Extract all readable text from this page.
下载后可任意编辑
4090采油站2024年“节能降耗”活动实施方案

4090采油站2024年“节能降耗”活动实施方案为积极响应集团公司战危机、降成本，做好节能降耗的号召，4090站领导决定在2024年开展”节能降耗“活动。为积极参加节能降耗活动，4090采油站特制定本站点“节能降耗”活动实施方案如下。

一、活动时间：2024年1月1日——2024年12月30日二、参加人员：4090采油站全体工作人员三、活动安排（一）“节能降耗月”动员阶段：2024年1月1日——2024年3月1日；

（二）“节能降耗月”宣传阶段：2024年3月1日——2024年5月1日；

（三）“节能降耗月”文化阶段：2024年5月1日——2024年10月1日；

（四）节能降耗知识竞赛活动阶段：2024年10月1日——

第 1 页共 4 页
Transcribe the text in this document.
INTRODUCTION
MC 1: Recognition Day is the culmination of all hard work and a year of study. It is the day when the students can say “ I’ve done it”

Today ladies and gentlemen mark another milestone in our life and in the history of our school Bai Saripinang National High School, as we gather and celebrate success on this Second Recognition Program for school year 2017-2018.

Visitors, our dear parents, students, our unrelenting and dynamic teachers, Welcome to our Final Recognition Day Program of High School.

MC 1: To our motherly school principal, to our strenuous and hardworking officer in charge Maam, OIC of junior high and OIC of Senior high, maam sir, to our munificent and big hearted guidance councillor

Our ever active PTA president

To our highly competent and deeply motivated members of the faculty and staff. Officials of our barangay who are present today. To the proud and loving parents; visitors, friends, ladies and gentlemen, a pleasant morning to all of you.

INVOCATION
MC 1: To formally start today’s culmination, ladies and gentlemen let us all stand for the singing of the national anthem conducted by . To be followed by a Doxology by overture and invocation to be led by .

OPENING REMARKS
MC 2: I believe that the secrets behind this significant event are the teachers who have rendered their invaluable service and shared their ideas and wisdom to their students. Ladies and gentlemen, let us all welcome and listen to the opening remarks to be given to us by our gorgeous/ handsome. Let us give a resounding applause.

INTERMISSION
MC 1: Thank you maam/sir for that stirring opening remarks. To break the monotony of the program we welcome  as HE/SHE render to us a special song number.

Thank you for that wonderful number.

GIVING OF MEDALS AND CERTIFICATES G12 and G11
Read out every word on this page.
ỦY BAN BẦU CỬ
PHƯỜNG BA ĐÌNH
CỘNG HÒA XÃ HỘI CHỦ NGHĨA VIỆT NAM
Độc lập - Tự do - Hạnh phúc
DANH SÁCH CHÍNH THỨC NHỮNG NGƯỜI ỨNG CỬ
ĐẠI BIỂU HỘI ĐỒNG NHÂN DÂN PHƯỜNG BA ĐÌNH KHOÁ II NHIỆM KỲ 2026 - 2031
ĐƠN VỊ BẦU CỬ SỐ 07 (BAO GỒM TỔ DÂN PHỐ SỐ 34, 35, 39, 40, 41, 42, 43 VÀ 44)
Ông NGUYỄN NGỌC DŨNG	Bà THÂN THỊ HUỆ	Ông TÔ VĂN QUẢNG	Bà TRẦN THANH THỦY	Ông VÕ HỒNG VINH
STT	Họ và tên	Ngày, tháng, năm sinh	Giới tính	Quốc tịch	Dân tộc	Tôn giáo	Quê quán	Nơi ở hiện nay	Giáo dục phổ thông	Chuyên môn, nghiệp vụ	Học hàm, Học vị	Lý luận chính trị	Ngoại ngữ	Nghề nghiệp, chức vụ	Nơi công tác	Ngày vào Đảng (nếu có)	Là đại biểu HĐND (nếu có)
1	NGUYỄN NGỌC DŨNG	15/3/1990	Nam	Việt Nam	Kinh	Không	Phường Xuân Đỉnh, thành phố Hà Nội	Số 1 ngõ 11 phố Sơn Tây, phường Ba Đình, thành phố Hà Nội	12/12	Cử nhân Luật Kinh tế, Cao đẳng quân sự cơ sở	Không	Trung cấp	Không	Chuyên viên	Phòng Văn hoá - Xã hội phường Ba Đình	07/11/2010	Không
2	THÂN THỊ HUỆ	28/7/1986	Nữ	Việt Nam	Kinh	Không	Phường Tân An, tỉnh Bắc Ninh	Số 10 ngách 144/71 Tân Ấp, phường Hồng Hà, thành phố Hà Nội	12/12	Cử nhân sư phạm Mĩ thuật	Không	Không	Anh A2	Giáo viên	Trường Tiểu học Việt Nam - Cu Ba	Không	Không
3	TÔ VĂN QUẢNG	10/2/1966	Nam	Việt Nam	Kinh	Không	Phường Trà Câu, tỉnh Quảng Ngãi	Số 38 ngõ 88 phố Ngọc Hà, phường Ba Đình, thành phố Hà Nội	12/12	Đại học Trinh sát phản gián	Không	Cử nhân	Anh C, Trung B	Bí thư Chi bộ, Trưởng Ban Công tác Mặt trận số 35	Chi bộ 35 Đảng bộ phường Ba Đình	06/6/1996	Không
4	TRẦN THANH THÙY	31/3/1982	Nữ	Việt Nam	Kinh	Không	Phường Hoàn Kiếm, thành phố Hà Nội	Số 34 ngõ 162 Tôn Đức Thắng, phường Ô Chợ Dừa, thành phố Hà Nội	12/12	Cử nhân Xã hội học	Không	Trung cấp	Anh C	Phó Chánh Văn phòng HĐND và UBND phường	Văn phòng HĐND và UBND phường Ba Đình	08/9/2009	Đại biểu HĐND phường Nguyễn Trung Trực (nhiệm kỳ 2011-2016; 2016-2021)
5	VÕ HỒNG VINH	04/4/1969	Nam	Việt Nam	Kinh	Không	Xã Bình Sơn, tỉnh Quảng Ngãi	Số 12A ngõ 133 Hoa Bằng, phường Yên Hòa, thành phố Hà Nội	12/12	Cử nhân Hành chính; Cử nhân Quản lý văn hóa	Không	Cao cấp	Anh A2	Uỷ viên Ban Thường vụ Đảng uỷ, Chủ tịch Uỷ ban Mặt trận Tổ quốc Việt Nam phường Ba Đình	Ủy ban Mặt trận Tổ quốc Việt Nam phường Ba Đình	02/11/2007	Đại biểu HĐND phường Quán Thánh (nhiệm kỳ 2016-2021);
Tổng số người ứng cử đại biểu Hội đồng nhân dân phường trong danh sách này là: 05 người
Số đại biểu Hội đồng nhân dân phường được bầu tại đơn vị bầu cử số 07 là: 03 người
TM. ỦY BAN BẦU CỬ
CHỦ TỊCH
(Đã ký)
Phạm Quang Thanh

○ ○ ○ ○ ○ ○ ○

● TASK OBJECTIVE
Reproduce the full listing above, character for character.

● ANSWER TO THE TASK
Extract all readable text from this page.
下载后可任意编辑
4090采油站2024年“节能降耗”活动实施方案

4090采油站2024年“节能降耗”活动实施方案为积极响应集团公司战危机、降成本，做好节能降耗的号召，4090站领导决定在2024年开展”节能降耗“活动。为积极参加节能降耗活动，4090采油站特制定本站点“节能降耗”活动实施方案如下。

一、活动时间：2024年1月1日——2024年12月30日二、参加人员：4090采油站全体工作人员三、活动安排（一）“节能降耗月”动员阶段：2024年1月1日——2024年3月1日；

（二）“节能降耗月”宣传阶段：2024年3月1日——2024年5月1日；

（三）“节能降耗月”文化阶段：2024年5月1日——2024年10月1日；

（四）节能降耗知识竞赛活动阶段：2024年10月1日——

第 1 页共 4 页
Transcribe the text in this document.
INTRODUCTION
MC 1: Recognition Day is the culmination of all hard work and a year of study. It is the day when the students can say “ I’ve done it”

Today ladies and gentlemen mark another milestone in our life and in the history of our school Bai Saripinang National High School, as we gather and celebrate success on this Second Recognition Program for school year 2017-2018.

Visitors, our dear parents, students, our unrelenting and dynamic teachers, Welcome to our Final Recognition Day Program of High School.

MC 1: To our motherly school principal, to our strenuous and hardworking officer in charge Maam, OIC of junior high and OIC of Senior high, maam sir, to our munificent and big hearted guidance councillor

Our ever active PTA president

To our highly competent and deeply motivated members of the faculty and staff. Officials of our barangay who are present today. To the proud and loving parents; visitors, friends, ladies and gentlemen, a pleasant morning to all of you.

INVOCATION
MC 1: To formally start today’s culmination, ladies and gentlemen let us all stand for the singing of the national anthem conducted by . To be followed by a Doxology by overture and invocation to be led by .

OPENING REMARKS
MC 2: I believe that the secrets behind this significant event are the teachers who have rendered their invaluable service and shared their ideas and wisdom to their students. Ladies and gentlemen, let us all welcome and listen to the opening remarks to be given to us by our gorgeous/ handsome. Let us give a resounding applause.

INTERMISSION
MC 1: Thank you maam/sir for that stirring opening remarks. To break the monotony of the program we welcome  as HE/SHE render to us a special song number.

Thank you for that wonderful number.

GIVING OF MEDALS AND CERTIFICATES G12 and G11
Read out every word on this page.
ỦY BAN BẦU CỬ
PHƯỜNG BA ĐÌNH
CỘNG HÒA XÃ HỘI CHỦ NGHĨA VIỆT NAM
Độc lập - Tự do - Hạnh phúc
DANH SÁCH CHÍNH THỨC NHỮNG NGƯỜI ỨNG CỬ
ĐẠI BIỂU HỘI ĐỒNG NHÂN DÂN PHƯỜNG BA ĐÌNH KHOÁ II NHIỆM KỲ 2026 - 2031
ĐƠN VỊ BẦU CỬ SỐ 07 (BAO GỒM TỔ DÂN PHỐ SỐ 34, 35, 39, 40, 41, 42, 43 VÀ 44)
Ông NGUYỄN NGỌC DŨNG	Bà THÂN THỊ HUỆ	Ông TÔ VĂN QUẢNG	Bà TRẦN THANH THỦY	Ông VÕ HỒNG VINH
STT	Họ và tên	Ngày, tháng, năm sinh	Giới tính	Quốc tịch	Dân tộc	Tôn giáo	Quê quán	Nơi ở hiện nay	Giáo dục phổ thông	Chuyên môn, nghiệp vụ	Học hàm, Học vị	Lý luận chính trị	Ngoại ngữ	Nghề nghiệp, chức vụ	Nơi công tác	Ngày vào Đảng (nếu có)	Là đại biểu HĐND (nếu có)
1	NGUYỄN NGỌC DŨNG	15/3/1990	Nam	Việt Nam	Kinh	Không	Phường Xuân Đỉnh, thành phố Hà Nội	Số 1 ngõ 11 phố Sơn Tây, phường Ba Đình, thành phố Hà Nội	12/12	Cử nhân Luật Kinh tế, Cao đẳng quân sự cơ sở	Không	Trung cấp	Không	Chuyên viên	Phòng Văn hoá - Xã hội phường Ba Đình	07/11/2010	Không
2	THÂN THỊ HUỆ	28/7/1986	Nữ	Việt Nam	Kinh	Không	Phường Tân An, tỉnh Bắc Ninh	Số 10 ngách 144/71 Tân Ấp, phường Hồng Hà, thành phố Hà Nội	12/12	Cử nhân sư phạm Mĩ thuật	Không	Không	Anh A2	Giáo viên	Trường Tiểu học Việt Nam - Cu Ba	Không	Không
3	TÔ VĂN QUẢNG	10/2/1966	Nam	Việt Nam	Kinh	Không	Phường Trà Câu, tỉnh Quảng Ngãi	Số 38 ngõ 88 phố Ngọc Hà, phường Ba Đình, thành phố Hà Nội	12/12	Đại học Trinh sát phản gián	Không	Cử nhân	Anh C, Trung B	Bí thư Chi bộ, Trưởng Ban Công tác Mặt trận số 35	Chi bộ 35 Đảng bộ phường Ba Đình	06/6/1996	Không
4	TRẦN THANH THÙY	31/3/1982	Nữ	Việt Nam	Kinh	Không	Phường Hoàn Kiếm, thành phố Hà Nội	Số 34 ngõ 162 Tôn Đức Thắng, phường Ô Chợ Dừa, thành phố Hà Nội	12/12	Cử nhân Xã hội học	Không	Trung cấp	Anh C	Phó Chánh Văn phòng HĐND và UBND phường	Văn phòng HĐND và UBND phường Ba Đình	08/9/2009	Đại biểu HĐND phường Nguyễn Trung Trực (nhiệm kỳ 2011-2016; 2016-2021)
5	VÕ HỒNG VINH	04/4/1969	Nam	Việt Nam	Kinh	Không	Xã Bình Sơn, tỉnh Quảng Ngãi	Số 12A ngõ 133 Hoa Bằng, phường Yên Hòa, thành phố Hà Nội	12/12	Cử nhân Hành chính; Cử nhân Quản lý văn hóa	Không	Cao cấp	Anh A2	Uỷ viên Ban Thường vụ Đảng uỷ, Chủ tịch Uỷ ban Mặt trận Tổ quốc Việt Nam phường Ba Đình	Ủy ban Mặt trận Tổ quốc Việt Nam phường Ba Đình	02/11/2007	Đại biểu HĐND phường Quán Thánh (nhiệm kỳ 2016-2021);
Tổng số người ứng cử đại biểu Hội đồng nhân dân phường trong danh sách này là: 05 người
Số đại biểu Hội đồng nhân dân phường được bầu tại đơn vị bầu cử số 07 là: 03 người
TM. ỦY BAN BẦU CỬ
CHỦ TỊCH
(Đã ký)
Phạm Quang Thanh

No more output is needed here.